__GOAL__:
Output the entries word for word. Omit images.

--- AVAILABLE RECORDS ---

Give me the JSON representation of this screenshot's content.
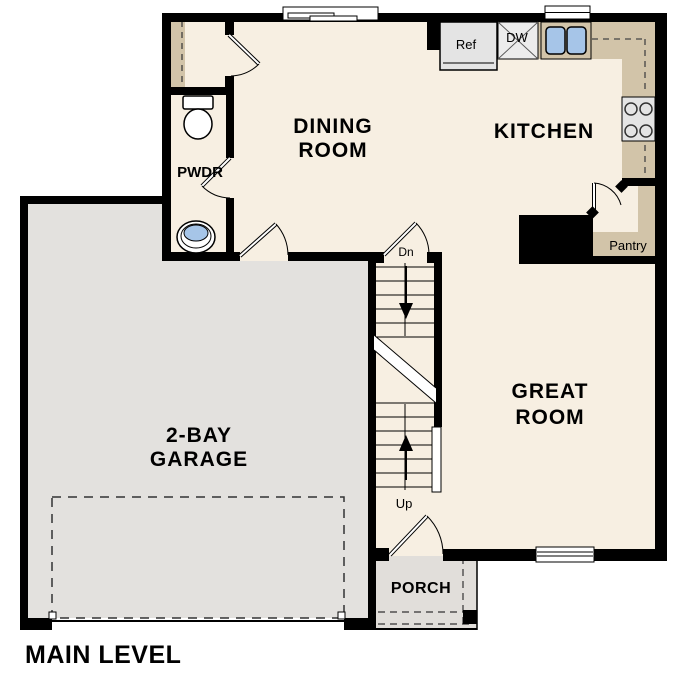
{
  "plan_title": "MAIN LEVEL",
  "rooms": {
    "dining": {
      "line1": "DINING",
      "line2": "ROOM"
    },
    "kitchen": {
      "label": "KITCHEN"
    },
    "great": {
      "line1": "GREAT",
      "line2": "ROOM"
    },
    "garage": {
      "line1": "2-BAY",
      "line2": "GARAGE"
    },
    "pwdr": {
      "label": "PWDR"
    },
    "porch": {
      "label": "PORCH"
    },
    "pantry": {
      "label": "Pantry"
    }
  },
  "appliances": {
    "fridge": "Ref",
    "dishwasher": "DW"
  },
  "stairs": {
    "down_label": "Dn",
    "up_label": "Up"
  },
  "colors": {
    "floor": "#f7efe2",
    "garage_floor": "#e3e1de",
    "porch_floor": "#e1dedา",
    "counter": "#d2c4a9",
    "wall": "#000000",
    "sink_blue": "#a6c5e8",
    "appliance": "#e4e4e4"
  }
}
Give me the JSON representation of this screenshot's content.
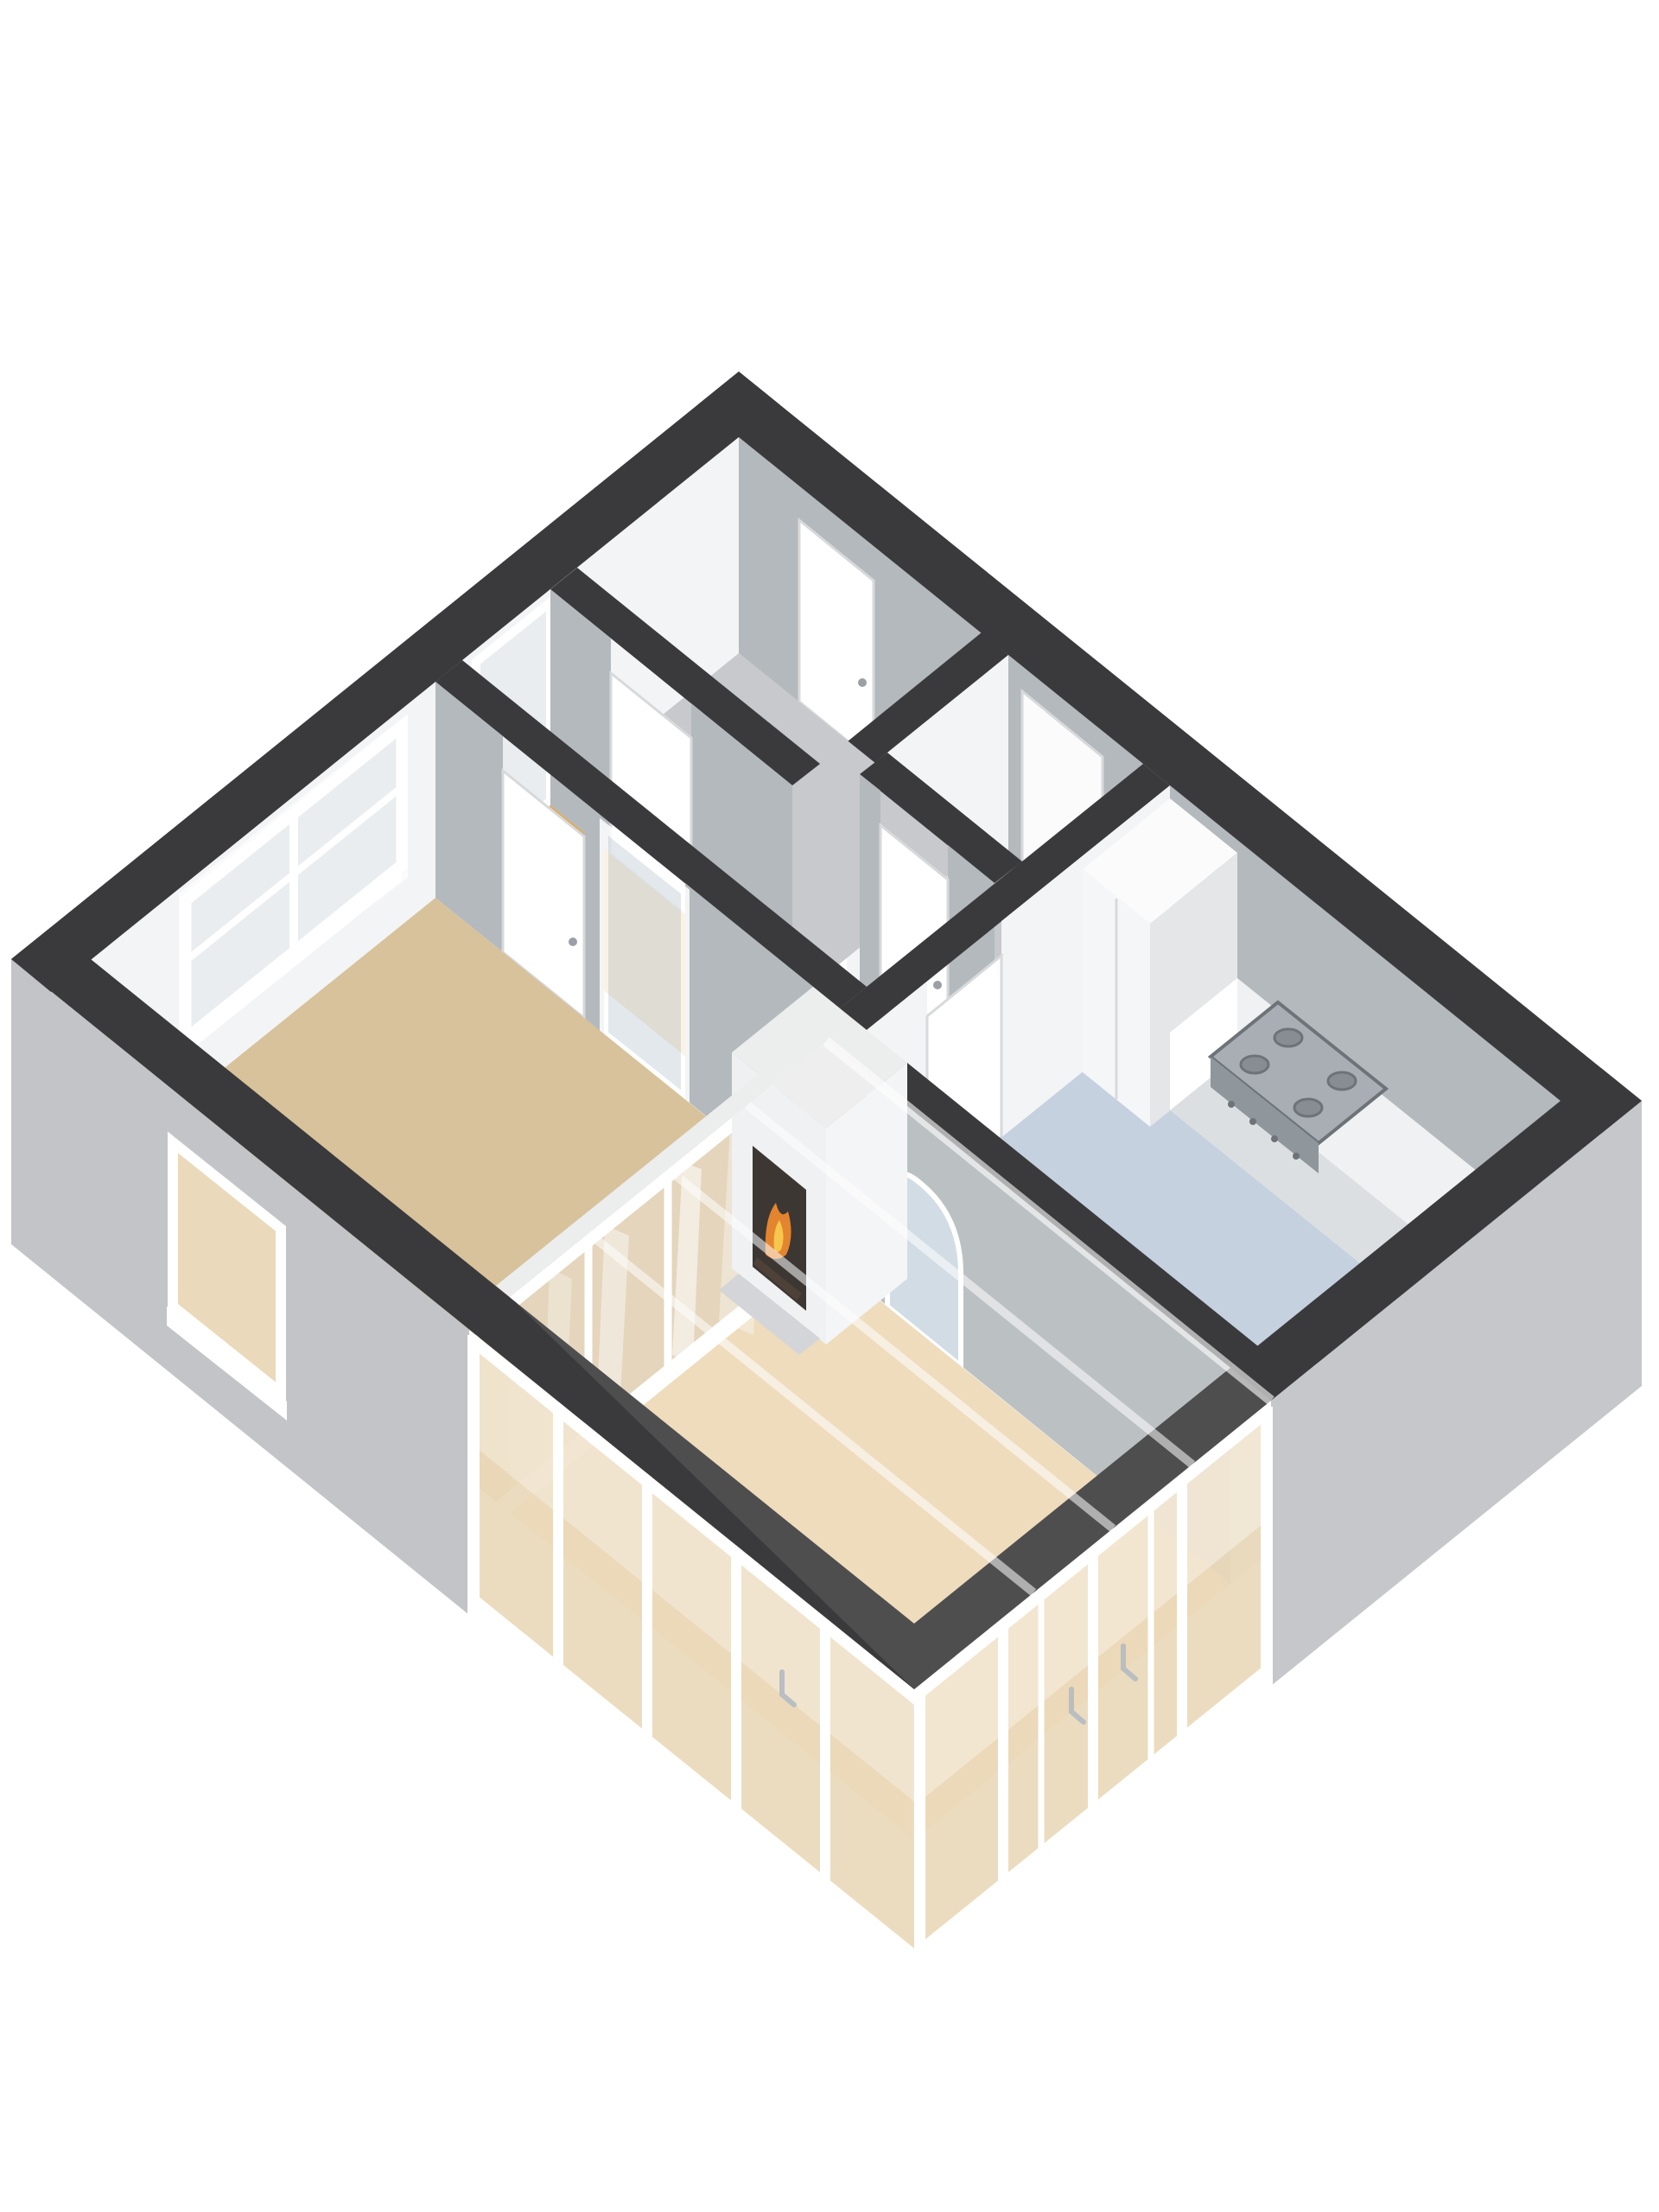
{
  "scene": {
    "type": "3d-floorplan-render",
    "view": "isometric-birdseye",
    "background": "#ffffff"
  },
  "rooms": [
    {
      "id": "vestibule",
      "floor_color_key": "floor_gray"
    },
    {
      "id": "closet",
      "floor_color_key": "floor_gray"
    },
    {
      "id": "hallway",
      "floor_color_key": "floor_hall"
    },
    {
      "id": "living-room",
      "floor_color_key": "floor_living"
    },
    {
      "id": "kitchen",
      "floor_color_key": "floor_kitchen"
    },
    {
      "id": "conservatory",
      "floor_color_key": "floor_conservatory"
    }
  ],
  "colors": {
    "background": "#ffffff",
    "cap": "#3a3a3c",
    "cap_white": "#eceded",
    "ext_face": "#c6c7ca",
    "ext_face_sw": "#c3c4c7",
    "face_bright": "#f3f4f5",
    "face_lit": "#eef0f1",
    "face_light": "#e8eaec",
    "face_mid": "#d9dcde",
    "face_gray": "#b4b9bd",
    "floor_living": "#d7c29c",
    "floor_conservatory": "#ecd9b6",
    "floor_hall": "#e2aa52",
    "floor_gray": "#c7c9cc",
    "floor_kitchen": "#c5d1df",
    "glass_pale": "#e9edf0",
    "glass_panel": "#dfe5ea",
    "glass_beige": "#ead9ba",
    "arch_view": "#cdd8e3",
    "white": "#ffffff",
    "near_white": "#fbfbfc",
    "counter_top": "#f0f1f2",
    "counter_front": "#dcdfe1",
    "counter_front2": "#e6e8ea",
    "cabinet_sw": "#f5f6f7",
    "cabinet_se": "#e4e6e8",
    "cabinet_top": "#fbfbfc",
    "stove_top": "#a8aeb4",
    "stove_front": "#8f969c",
    "burner": "#878d93",
    "burner_rim": "#6d7378",
    "sink_rim": "#c6cbcf",
    "sink_basin": "#9fa6ac",
    "metal": "#b9bec2",
    "fire_dark": "#27211d",
    "fire_orange": "#e07818",
    "fire_yellow": "#f6c03a",
    "log": "#3a2d22",
    "hearth": "#cfd1d4",
    "door_stroke": "#d7d9db",
    "handle": "#9aa0a5"
  }
}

---

__RESPONSE__:
Give me the JSON representation of this screenshot's content.
{
  "plan_title": "MAIN LEVEL",
  "rooms": {
    "dining": {
      "line1": "DINING",
      "line2": "ROOM"
    },
    "kitchen": {
      "label": "KITCHEN"
    },
    "great": {
      "line1": "GREAT",
      "line2": "ROOM"
    },
    "garage": {
      "line1": "2-BAY",
      "line2": "GARAGE"
    },
    "pwdr": {
      "label": "PWDR"
    },
    "porch": {
      "label": "PORCH"
    },
    "pantry": {
      "label": "Pantry"
    }
  },
  "appliances": {
    "fridge": "Ref",
    "dishwasher": "DW"
  },
  "stairs": {
    "down_label": "Dn",
    "up_label": "Up"
  },
  "colors": {
    "floor": "#f7efe2",
    "garage_floor": "#e3e1de",
    "porch_floor": "#e1dedา",
    "counter": "#d2c4a9",
    "wall": "#000000",
    "sink_blue": "#a6c5e8",
    "appliance": "#e4e4e4"
  }
}
Give me the JSON representation of this screenshot's content.
{
  "scene": {
    "type": "3d-floorplan-render",
    "view": "isometric-birdseye",
    "background": "#ffffff"
  },
  "rooms": [
    {
      "id": "vestibule",
      "floor_color_key": "floor_gray"
    },
    {
      "id": "closet",
      "floor_color_key": "floor_gray"
    },
    {
      "id": "hallway",
      "floor_color_key": "floor_hall"
    },
    {
      "id": "living-room",
      "floor_color_key": "floor_living"
    },
    {
      "id": "kitchen",
      "floor_color_key": "floor_kitchen"
    },
    {
      "id": "conservatory",
      "floor_color_key": "floor_conservatory"
    }
  ],
  "colors": {
    "background": "#ffffff",
    "cap": "#3a3a3c",
    "cap_white": "#eceded",
    "ext_face": "#c6c7ca",
    "ext_face_sw": "#c3c4c7",
    "face_bright": "#f3f4f5",
    "face_lit": "#eef0f1",
    "face_light": "#e8eaec",
    "face_mid": "#d9dcde",
    "face_gray": "#b4b9bd",
    "floor_living": "#d7c29c",
    "floor_conservatory": "#ecd9b6",
    "floor_hall": "#e2aa52",
    "floor_gray": "#c7c9cc",
    "floor_kitchen": "#c5d1df",
    "glass_pale": "#e9edf0",
    "glass_panel": "#dfe5ea",
    "glass_beige": "#ead9ba",
    "arch_view": "#cdd8e3",
    "white": "#ffffff",
    "near_white": "#fbfbfc",
    "counter_top": "#f0f1f2",
    "counter_front": "#dcdfe1",
    "counter_front2": "#e6e8ea",
    "cabinet_sw": "#f5f6f7",
    "cabinet_se": "#e4e6e8",
    "cabinet_top": "#fbfbfc",
    "stove_top": "#a8aeb4",
    "stove_front": "#8f969c",
    "burner": "#878d93",
    "burner_rim": "#6d7378",
    "sink_rim": "#c6cbcf",
    "sink_basin": "#9fa6ac",
    "metal": "#b9bec2",
    "fire_dark": "#27211d",
    "fire_orange": "#e07818",
    "fire_yellow": "#f6c03a",
    "log": "#3a2d22",
    "hearth": "#cfd1d4",
    "door_stroke": "#d7d9db",
    "handle": "#9aa0a5"
  }
}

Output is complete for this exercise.